→ THE DATA

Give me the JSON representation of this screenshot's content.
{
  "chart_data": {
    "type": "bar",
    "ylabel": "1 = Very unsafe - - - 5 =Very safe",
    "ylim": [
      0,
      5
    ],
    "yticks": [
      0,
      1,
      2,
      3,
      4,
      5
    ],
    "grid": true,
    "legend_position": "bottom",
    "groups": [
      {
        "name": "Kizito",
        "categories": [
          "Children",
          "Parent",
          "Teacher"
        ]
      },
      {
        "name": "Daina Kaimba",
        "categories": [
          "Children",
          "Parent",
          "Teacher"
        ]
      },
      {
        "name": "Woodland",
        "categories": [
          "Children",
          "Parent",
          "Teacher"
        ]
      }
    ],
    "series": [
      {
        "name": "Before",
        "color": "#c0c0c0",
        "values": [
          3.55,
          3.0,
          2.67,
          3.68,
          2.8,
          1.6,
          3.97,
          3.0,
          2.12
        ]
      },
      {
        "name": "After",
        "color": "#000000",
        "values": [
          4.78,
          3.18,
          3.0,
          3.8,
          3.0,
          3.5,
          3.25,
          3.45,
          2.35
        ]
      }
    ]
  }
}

---

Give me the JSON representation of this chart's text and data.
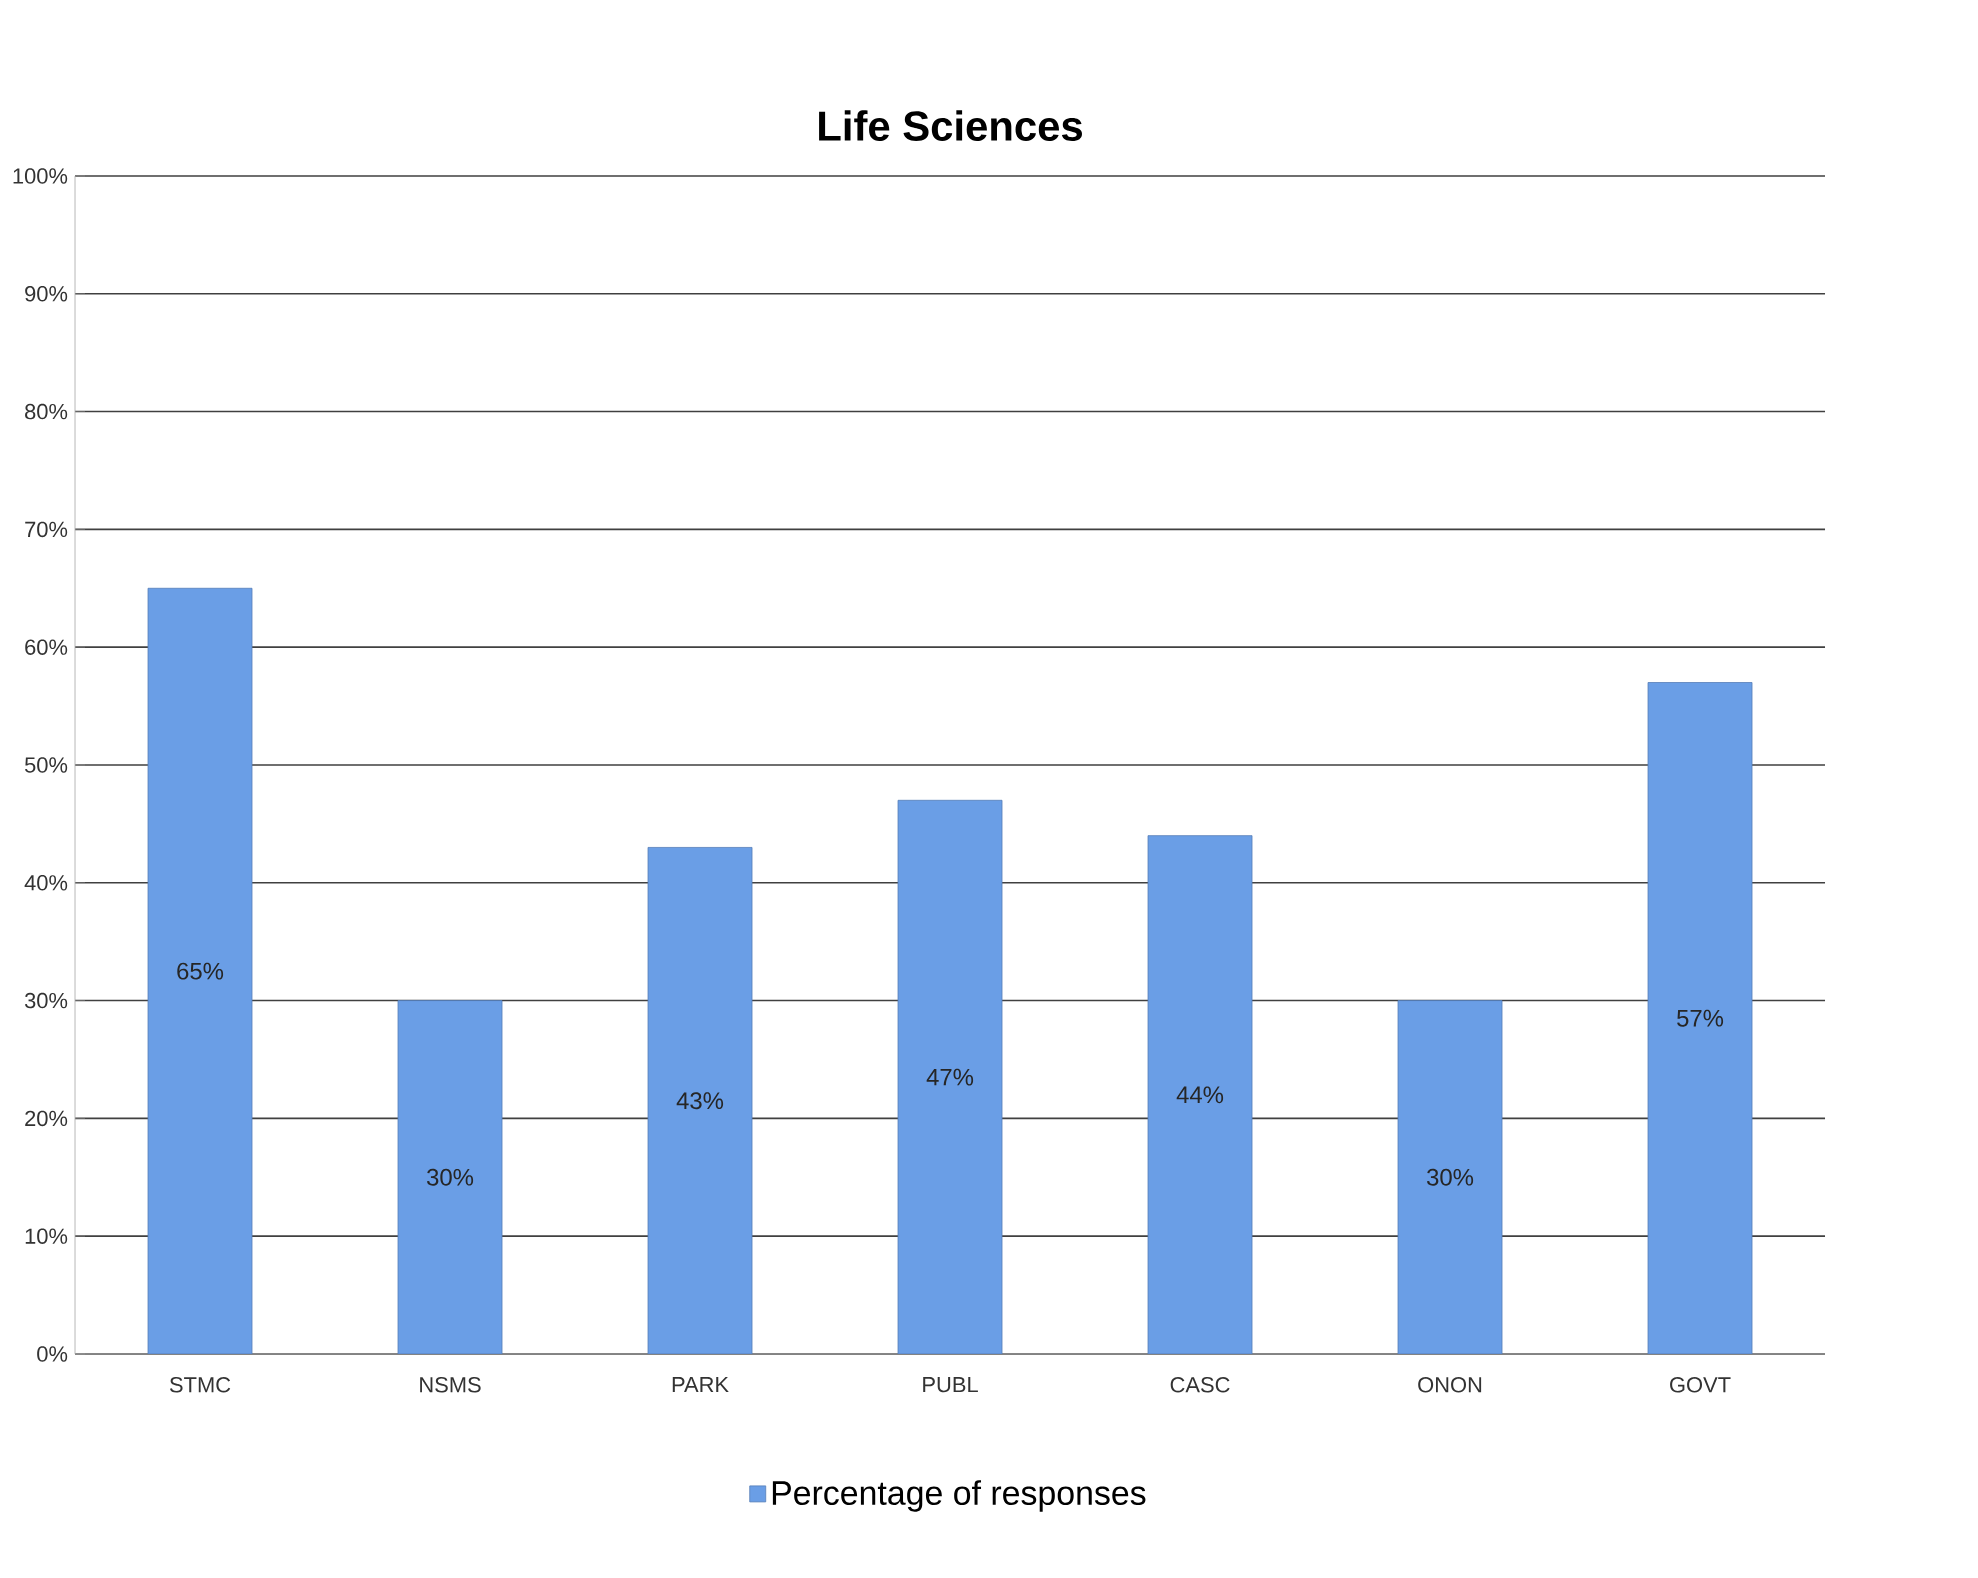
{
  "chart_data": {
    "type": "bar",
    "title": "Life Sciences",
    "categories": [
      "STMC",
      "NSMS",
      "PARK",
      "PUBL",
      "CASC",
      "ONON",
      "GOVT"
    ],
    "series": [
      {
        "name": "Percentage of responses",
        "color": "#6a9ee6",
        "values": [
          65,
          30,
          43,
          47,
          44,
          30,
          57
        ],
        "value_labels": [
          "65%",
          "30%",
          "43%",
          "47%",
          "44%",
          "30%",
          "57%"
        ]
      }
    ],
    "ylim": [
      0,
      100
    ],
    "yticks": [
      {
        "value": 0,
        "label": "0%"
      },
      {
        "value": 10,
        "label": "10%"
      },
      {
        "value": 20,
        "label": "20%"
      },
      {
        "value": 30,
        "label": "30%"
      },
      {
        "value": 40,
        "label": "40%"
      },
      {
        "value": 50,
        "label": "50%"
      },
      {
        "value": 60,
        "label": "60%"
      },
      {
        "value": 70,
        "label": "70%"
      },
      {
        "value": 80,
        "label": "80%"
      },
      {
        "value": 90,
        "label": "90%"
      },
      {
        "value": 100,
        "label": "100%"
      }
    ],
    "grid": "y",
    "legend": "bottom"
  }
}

→ EXERCISE BRIEF
Go through the records. Copy each line where "JSON" appears.

→ CORRECT OUTPUT
Give me the JSON representation of this screenshot's content.
Give me the JSON representation of this chart's text and data.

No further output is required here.